╭─ Dataset rows
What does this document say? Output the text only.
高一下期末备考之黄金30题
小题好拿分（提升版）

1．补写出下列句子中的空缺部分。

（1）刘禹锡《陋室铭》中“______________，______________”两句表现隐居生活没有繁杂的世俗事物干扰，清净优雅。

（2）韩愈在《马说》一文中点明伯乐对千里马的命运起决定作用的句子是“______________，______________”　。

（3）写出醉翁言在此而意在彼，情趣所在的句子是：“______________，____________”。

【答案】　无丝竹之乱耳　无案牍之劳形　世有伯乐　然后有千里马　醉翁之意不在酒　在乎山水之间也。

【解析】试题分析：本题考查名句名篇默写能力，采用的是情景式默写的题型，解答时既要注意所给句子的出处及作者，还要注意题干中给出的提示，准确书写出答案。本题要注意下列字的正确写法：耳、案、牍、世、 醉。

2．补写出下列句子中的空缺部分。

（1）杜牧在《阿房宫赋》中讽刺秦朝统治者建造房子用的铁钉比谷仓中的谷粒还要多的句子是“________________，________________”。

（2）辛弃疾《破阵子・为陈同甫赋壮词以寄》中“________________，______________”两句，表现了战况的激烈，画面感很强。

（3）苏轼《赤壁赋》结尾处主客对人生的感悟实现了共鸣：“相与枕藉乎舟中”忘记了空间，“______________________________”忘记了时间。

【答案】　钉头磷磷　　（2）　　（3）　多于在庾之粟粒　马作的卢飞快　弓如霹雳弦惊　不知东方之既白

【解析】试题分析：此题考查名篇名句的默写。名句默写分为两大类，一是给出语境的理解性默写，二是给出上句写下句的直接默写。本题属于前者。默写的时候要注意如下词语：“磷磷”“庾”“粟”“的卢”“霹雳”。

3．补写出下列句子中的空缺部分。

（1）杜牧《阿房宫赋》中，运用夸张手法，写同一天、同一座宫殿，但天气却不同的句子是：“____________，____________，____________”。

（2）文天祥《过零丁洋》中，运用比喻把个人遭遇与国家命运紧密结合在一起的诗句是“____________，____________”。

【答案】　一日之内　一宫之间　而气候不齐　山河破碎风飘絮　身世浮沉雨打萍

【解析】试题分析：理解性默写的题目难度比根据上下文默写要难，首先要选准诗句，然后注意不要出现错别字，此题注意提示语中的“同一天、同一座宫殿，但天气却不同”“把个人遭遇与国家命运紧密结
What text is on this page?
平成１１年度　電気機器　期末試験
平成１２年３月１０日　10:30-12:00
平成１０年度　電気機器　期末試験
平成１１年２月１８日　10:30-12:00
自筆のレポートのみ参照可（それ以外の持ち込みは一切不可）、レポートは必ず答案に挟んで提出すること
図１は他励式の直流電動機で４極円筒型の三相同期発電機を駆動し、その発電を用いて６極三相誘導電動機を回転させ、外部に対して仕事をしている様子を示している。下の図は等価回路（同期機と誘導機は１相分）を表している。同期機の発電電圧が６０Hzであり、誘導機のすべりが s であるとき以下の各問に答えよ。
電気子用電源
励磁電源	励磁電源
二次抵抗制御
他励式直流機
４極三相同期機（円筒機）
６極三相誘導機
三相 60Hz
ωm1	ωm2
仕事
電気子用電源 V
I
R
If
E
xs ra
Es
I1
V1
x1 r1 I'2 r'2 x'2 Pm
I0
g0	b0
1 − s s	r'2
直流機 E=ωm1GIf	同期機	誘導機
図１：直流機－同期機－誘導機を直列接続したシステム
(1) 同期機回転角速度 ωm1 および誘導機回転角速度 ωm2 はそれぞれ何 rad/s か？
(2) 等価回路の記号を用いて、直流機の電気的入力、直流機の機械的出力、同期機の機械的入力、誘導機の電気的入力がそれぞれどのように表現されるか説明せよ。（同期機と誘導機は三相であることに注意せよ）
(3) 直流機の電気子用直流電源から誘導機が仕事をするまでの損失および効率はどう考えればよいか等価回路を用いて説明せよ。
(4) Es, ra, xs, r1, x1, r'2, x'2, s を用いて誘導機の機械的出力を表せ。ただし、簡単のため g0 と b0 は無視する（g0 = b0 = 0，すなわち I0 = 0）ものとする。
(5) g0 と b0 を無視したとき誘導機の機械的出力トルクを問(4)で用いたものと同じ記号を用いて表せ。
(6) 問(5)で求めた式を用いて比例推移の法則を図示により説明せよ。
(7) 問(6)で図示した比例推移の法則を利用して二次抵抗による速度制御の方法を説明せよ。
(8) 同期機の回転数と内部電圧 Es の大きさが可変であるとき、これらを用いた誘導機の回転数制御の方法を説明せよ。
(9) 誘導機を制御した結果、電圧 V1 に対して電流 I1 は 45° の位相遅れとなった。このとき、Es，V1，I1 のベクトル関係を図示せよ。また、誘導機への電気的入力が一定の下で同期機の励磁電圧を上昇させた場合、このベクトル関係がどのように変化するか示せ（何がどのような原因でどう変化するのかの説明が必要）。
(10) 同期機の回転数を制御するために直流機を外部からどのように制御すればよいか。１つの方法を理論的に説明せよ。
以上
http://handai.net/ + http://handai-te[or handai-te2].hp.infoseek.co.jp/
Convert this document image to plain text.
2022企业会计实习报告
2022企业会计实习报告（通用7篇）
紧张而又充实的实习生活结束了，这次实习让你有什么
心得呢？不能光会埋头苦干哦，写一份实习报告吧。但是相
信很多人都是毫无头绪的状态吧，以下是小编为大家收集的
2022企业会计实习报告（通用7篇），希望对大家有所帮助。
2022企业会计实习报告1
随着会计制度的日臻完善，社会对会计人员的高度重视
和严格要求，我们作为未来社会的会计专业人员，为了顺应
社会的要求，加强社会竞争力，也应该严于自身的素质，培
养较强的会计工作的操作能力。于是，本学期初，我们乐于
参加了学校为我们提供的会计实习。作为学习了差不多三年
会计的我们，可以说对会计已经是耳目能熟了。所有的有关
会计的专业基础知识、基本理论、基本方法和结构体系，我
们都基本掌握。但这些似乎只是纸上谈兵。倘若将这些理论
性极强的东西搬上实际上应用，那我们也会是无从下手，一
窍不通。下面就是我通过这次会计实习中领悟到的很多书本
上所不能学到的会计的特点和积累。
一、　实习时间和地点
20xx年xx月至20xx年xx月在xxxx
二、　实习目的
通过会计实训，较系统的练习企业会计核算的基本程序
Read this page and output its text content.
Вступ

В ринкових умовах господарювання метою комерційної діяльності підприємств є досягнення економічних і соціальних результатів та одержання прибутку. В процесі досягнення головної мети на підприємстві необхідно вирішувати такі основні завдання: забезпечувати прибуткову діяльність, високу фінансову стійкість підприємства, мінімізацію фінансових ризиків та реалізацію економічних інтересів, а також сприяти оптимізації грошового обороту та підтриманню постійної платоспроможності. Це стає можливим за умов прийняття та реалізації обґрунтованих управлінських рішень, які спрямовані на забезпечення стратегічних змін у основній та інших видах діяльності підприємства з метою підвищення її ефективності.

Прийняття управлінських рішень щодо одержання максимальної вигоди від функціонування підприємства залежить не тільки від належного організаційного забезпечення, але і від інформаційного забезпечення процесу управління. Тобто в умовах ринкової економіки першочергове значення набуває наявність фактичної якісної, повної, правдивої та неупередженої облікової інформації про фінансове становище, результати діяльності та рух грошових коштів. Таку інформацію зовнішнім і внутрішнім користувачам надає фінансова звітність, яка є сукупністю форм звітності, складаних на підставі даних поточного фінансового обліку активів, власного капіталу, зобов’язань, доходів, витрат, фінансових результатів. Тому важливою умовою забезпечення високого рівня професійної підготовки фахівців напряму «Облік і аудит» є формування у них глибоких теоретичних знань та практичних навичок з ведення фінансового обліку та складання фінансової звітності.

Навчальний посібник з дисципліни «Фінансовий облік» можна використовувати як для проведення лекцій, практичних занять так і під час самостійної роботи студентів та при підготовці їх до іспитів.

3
╰─
◆ The problem: Return the listing above word for word.

◆ The solution:
What does this document say? Output the text only.
高一下期末备考之黄金30题
小题好拿分（提升版）

1．补写出下列句子中的空缺部分。

（1）刘禹锡《陋室铭》中“______________，______________”两句表现隐居生活没有繁杂的世俗事物干扰，清净优雅。

（2）韩愈在《马说》一文中点明伯乐对千里马的命运起决定作用的句子是“______________，______________”　。

（3）写出醉翁言在此而意在彼，情趣所在的句子是：“______________，____________”。

【答案】　无丝竹之乱耳　无案牍之劳形　世有伯乐　然后有千里马　醉翁之意不在酒　在乎山水之间也。

【解析】试题分析：本题考查名句名篇默写能力，采用的是情景式默写的题型，解答时既要注意所给句子的出处及作者，还要注意题干中给出的提示，准确书写出答案。本题要注意下列字的正确写法：耳、案、牍、世、 醉。

2．补写出下列句子中的空缺部分。

（1）杜牧在《阿房宫赋》中讽刺秦朝统治者建造房子用的铁钉比谷仓中的谷粒还要多的句子是“________________，________________”。

（2）辛弃疾《破阵子・为陈同甫赋壮词以寄》中“________________，______________”两句，表现了战况的激烈，画面感很强。

（3）苏轼《赤壁赋》结尾处主客对人生的感悟实现了共鸣：“相与枕藉乎舟中”忘记了空间，“______________________________”忘记了时间。

【答案】　钉头磷磷　　（2）　　（3）　多于在庾之粟粒　马作的卢飞快　弓如霹雳弦惊　不知东方之既白

【解析】试题分析：此题考查名篇名句的默写。名句默写分为两大类，一是给出语境的理解性默写，二是给出上句写下句的直接默写。本题属于前者。默写的时候要注意如下词语：“磷磷”“庾”“粟”“的卢”“霹雳”。

3．补写出下列句子中的空缺部分。

（1）杜牧《阿房宫赋》中，运用夸张手法，写同一天、同一座宫殿，但天气却不同的句子是：“____________，____________，____________”。

（2）文天祥《过零丁洋》中，运用比喻把个人遭遇与国家命运紧密结合在一起的诗句是“____________，____________”。

【答案】　一日之内　一宫之间　而气候不齐　山河破碎风飘絮　身世浮沉雨打萍

【解析】试题分析：理解性默写的题目难度比根据上下文默写要难，首先要选准诗句，然后注意不要出现错别字，此题注意提示语中的“同一天、同一座宫殿，但天气却不同”“把个人遭遇与国家命运紧密结
What text is on this page?
平成１１年度　電気機器　期末試験
平成１２年３月１０日　10:30-12:00
平成１０年度　電気機器　期末試験
平成１１年２月１８日　10:30-12:00
自筆のレポートのみ参照可（それ以外の持ち込みは一切不可）、レポートは必ず答案に挟んで提出すること
図１は他励式の直流電動機で４極円筒型の三相同期発電機を駆動し、その発電を用いて６極三相誘導電動機を回転させ、外部に対して仕事をしている様子を示している。下の図は等価回路（同期機と誘導機は１相分）を表している。同期機の発電電圧が６０Hzであり、誘導機のすべりが s であるとき以下の各問に答えよ。
電気子用電源
励磁電源	励磁電源
二次抵抗制御
他励式直流機
４極三相同期機（円筒機）
６極三相誘導機
三相 60Hz
ωm1	ωm2
仕事
電気子用電源 V
I
R
If
E
xs ra
Es
I1
V1
x1 r1 I'2 r'2 x'2 Pm
I0
g0	b0
1 − s s	r'2
直流機 E=ωm1GIf	同期機	誘導機
図１：直流機－同期機－誘導機を直列接続したシステム
(1) 同期機回転角速度 ωm1 および誘導機回転角速度 ωm2 はそれぞれ何 rad/s か？
(2) 等価回路の記号を用いて、直流機の電気的入力、直流機の機械的出力、同期機の機械的入力、誘導機の電気的入力がそれぞれどのように表現されるか説明せよ。（同期機と誘導機は三相であることに注意せよ）
(3) 直流機の電気子用直流電源から誘導機が仕事をするまでの損失および効率はどう考えればよいか等価回路を用いて説明せよ。
(4) Es, ra, xs, r1, x1, r'2, x'2, s を用いて誘導機の機械的出力を表せ。ただし、簡単のため g0 と b0 は無視する（g0 = b0 = 0，すなわち I0 = 0）ものとする。
(5) g0 と b0 を無視したとき誘導機の機械的出力トルクを問(4)で用いたものと同じ記号を用いて表せ。
(6) 問(5)で求めた式を用いて比例推移の法則を図示により説明せよ。
(7) 問(6)で図示した比例推移の法則を利用して二次抵抗による速度制御の方法を説明せよ。
(8) 同期機の回転数と内部電圧 Es の大きさが可変であるとき、これらを用いた誘導機の回転数制御の方法を説明せよ。
(9) 誘導機を制御した結果、電圧 V1 に対して電流 I1 は 45° の位相遅れとなった。このとき、Es，V1，I1 のベクトル関係を図示せよ。また、誘導機への電気的入力が一定の下で同期機の励磁電圧を上昇させた場合、このベクトル関係がどのように変化するか示せ（何がどのような原因でどう変化するのかの説明が必要）。
(10) 同期機の回転数を制御するために直流機を外部からどのように制御すればよいか。１つの方法を理論的に説明せよ。
以上
http://handai.net/ + http://handai-te[or handai-te2].hp.infoseek.co.jp/
Convert this document image to plain text.
2022企业会计实习报告
2022企业会计实习报告（通用7篇）
紧张而又充实的实习生活结束了，这次实习让你有什么
心得呢？不能光会埋头苦干哦，写一份实习报告吧。但是相
信很多人都是毫无头绪的状态吧，以下是小编为大家收集的
2022企业会计实习报告（通用7篇），希望对大家有所帮助。
2022企业会计实习报告1
随着会计制度的日臻完善，社会对会计人员的高度重视
和严格要求，我们作为未来社会的会计专业人员，为了顺应
社会的要求，加强社会竞争力，也应该严于自身的素质，培
养较强的会计工作的操作能力。于是，本学期初，我们乐于
参加了学校为我们提供的会计实习。作为学习了差不多三年
会计的我们，可以说对会计已经是耳目能熟了。所有的有关
会计的专业基础知识、基本理论、基本方法和结构体系，我
们都基本掌握。但这些似乎只是纸上谈兵。倘若将这些理论
性极强的东西搬上实际上应用，那我们也会是无从下手，一
窍不通。下面就是我通过这次会计实习中领悟到的很多书本
上所不能学到的会计的特点和积累。
一、　实习时间和地点
20xx年xx月至20xx年xx月在xxxx
二、　实习目的
通过会计实训，较系统的练习企业会计核算的基本程序
Read this page and output its text content.
Вступ

В ринкових умовах господарювання метою комерційної діяльності підприємств є досягнення економічних і соціальних результатів та одержання прибутку. В процесі досягнення головної мети на підприємстві необхідно вирішувати такі основні завдання: забезпечувати прибуткову діяльність, високу фінансову стійкість підприємства, мінімізацію фінансових ризиків та реалізацію економічних інтересів, а також сприяти оптимізації грошового обороту та підтриманню постійної платоспроможності. Це стає можливим за умов прийняття та реалізації обґрунтованих управлінських рішень, які спрямовані на забезпечення стратегічних змін у основній та інших видах діяльності підприємства з метою підвищення її ефективності.

Прийняття управлінських рішень щодо одержання максимальної вигоди від функціонування підприємства залежить не тільки від належного організаційного забезпечення, але і від інформаційного забезпечення процесу управління. Тобто в умовах ринкової економіки першочергове значення набуває наявність фактичної якісної, повної, правдивої та неупередженої облікової інформації про фінансове становище, результати діяльності та рух грошових коштів. Таку інформацію зовнішнім і внутрішнім користувачам надає фінансова звітність, яка є сукупністю форм звітності, складаних на підставі даних поточного фінансового обліку активів, власного капіталу, зобов’язань, доходів, витрат, фінансових результатів. Тому важливою умовою забезпечення високого рівня професійної підготовки фахівців напряму «Облік і аудит» є формування у них глибоких теоретичних знань та практичних навичок з ведення фінансового обліку та складання фінансової звітності.

Навчальний посібник з дисципліни «Фінансовий облік» можна використовувати як для проведення лекцій, практичних занять так і під час самостійної роботи студентів та при підготовці їх до іспитів.

3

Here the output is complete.